Set the data down again, exactly as it reads, but without the pictures.

━━━━━━━━━━━━━━━━━━━━

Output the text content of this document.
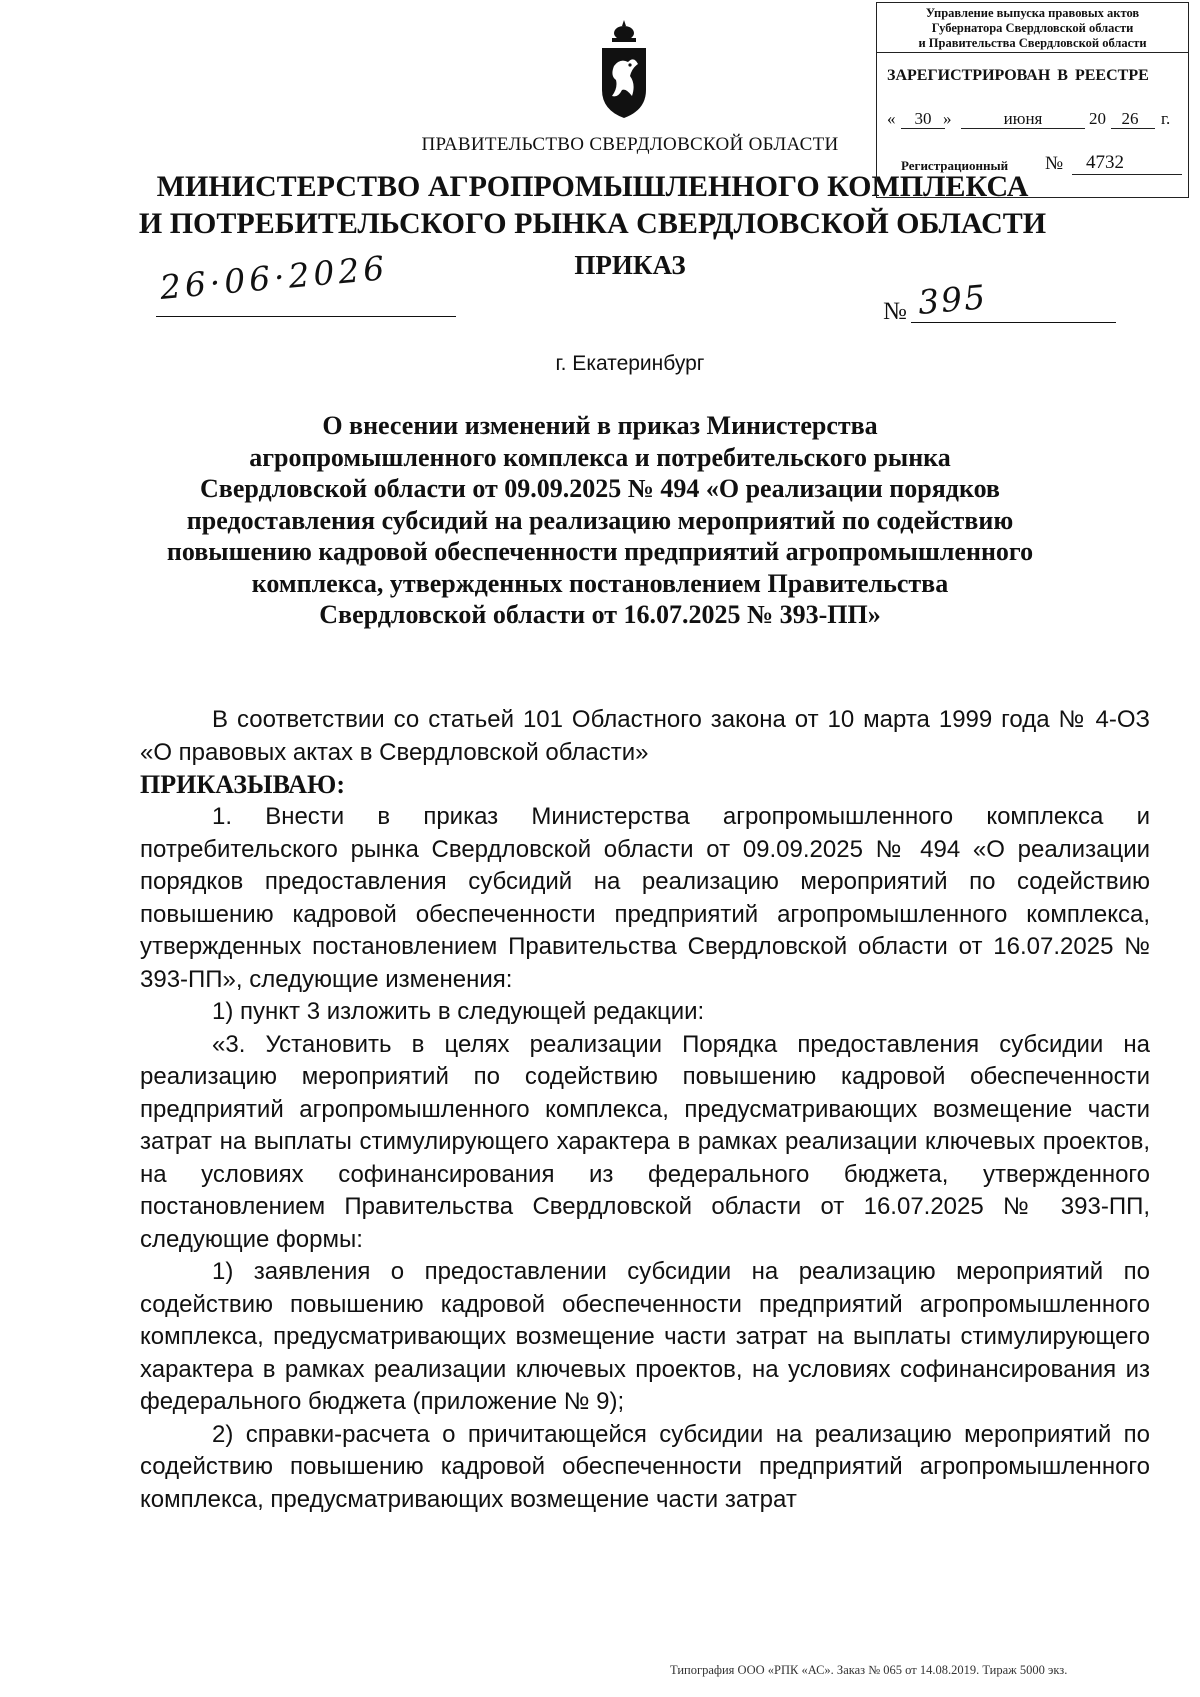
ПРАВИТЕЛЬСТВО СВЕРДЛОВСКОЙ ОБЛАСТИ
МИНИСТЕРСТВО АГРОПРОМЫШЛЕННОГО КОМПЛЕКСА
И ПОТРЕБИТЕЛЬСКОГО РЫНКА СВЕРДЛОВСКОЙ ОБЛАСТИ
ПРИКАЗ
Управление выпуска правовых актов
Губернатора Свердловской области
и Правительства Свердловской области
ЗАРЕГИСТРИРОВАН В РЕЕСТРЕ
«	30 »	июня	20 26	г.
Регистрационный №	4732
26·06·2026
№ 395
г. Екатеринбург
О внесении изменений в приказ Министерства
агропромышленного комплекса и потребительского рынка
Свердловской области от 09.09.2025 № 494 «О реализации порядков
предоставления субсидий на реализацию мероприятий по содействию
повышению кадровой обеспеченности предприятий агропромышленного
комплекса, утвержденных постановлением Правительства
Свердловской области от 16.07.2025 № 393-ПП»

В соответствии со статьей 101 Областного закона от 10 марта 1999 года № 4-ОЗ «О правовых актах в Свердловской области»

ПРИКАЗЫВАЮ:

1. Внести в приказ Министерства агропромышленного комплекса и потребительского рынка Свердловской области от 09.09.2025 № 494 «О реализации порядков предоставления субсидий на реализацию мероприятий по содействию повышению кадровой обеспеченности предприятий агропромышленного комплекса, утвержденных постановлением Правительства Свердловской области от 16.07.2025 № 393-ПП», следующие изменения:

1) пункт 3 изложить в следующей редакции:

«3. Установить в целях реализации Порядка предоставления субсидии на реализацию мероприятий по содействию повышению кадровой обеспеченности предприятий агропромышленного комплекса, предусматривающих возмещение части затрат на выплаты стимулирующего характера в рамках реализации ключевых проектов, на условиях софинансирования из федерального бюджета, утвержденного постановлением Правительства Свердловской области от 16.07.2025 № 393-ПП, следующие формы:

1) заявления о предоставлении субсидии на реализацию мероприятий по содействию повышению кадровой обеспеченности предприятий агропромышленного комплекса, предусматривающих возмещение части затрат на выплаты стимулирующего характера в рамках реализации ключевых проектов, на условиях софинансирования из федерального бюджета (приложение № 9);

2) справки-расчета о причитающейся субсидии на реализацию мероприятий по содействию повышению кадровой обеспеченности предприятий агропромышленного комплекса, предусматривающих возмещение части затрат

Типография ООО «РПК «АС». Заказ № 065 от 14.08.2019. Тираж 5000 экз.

━━━━━━━━━━━━━━━━━━━━

Answer to the exercise —
Output the text content of this document.
ПРАВИТЕЛЬСТВО СВЕРДЛОВСКОЙ ОБЛАСТИ
МИНИСТЕРСТВО АГРОПРОМЫШЛЕННОГО КОМПЛЕКСА
И ПОТРЕБИТЕЛЬСКОГО РЫНКА СВЕРДЛОВСКОЙ ОБЛАСТИ
ПРИКАЗ
Управление выпуска правовых актов
Губернатора Свердловской области
и Правительства Свердловской области
ЗАРЕГИСТРИРОВАН В РЕЕСТРЕ
«	30 »	июня	20 26	г.
Регистрационный №	4732
26·06·2026
№ 395
г. Екатеринбург
О внесении изменений в приказ Министерства
агропромышленного комплекса и потребительского рынка
Свердловской области от 09.09.2025 № 494 «О реализации порядков
предоставления субсидий на реализацию мероприятий по содействию
повышению кадровой обеспеченности предприятий агропромышленного
комплекса, утвержденных постановлением Правительства
Свердловской области от 16.07.2025 № 393-ПП»

В соответствии со статьей 101 Областного закона от 10 марта 1999 года № 4-ОЗ «О правовых актах в Свердловской области»

ПРИКАЗЫВАЮ:

1. Внести в приказ Министерства агропромышленного комплекса и потребительского рынка Свердловской области от 09.09.2025 № 494 «О реализации порядков предоставления субсидий на реализацию мероприятий по содействию повышению кадровой обеспеченности предприятий агропромышленного комплекса, утвержденных постановлением Правительства Свердловской области от 16.07.2025 № 393-ПП», следующие изменения:

1) пункт 3 изложить в следующей редакции:

«3. Установить в целях реализации Порядка предоставления субсидии на реализацию мероприятий по содействию повышению кадровой обеспеченности предприятий агропромышленного комплекса, предусматривающих возмещение части затрат на выплаты стимулирующего характера в рамках реализации ключевых проектов, на условиях софинансирования из федерального бюджета, утвержденного постановлением Правительства Свердловской области от 16.07.2025 № 393-ПП, следующие формы:

1) заявления о предоставлении субсидии на реализацию мероприятий по содействию повышению кадровой обеспеченности предприятий агропромышленного комплекса, предусматривающих возмещение части затрат на выплаты стимулирующего характера в рамках реализации ключевых проектов, на условиях софинансирования из федерального бюджета (приложение № 9);

2) справки-расчета о причитающейся субсидии на реализацию мероприятий по содействию повышению кадровой обеспеченности предприятий агропромышленного комплекса, предусматривающих возмещение части затрат

Типография ООО «РПК «АС». Заказ № 065 от 14.08.2019. Тираж 5000 экз.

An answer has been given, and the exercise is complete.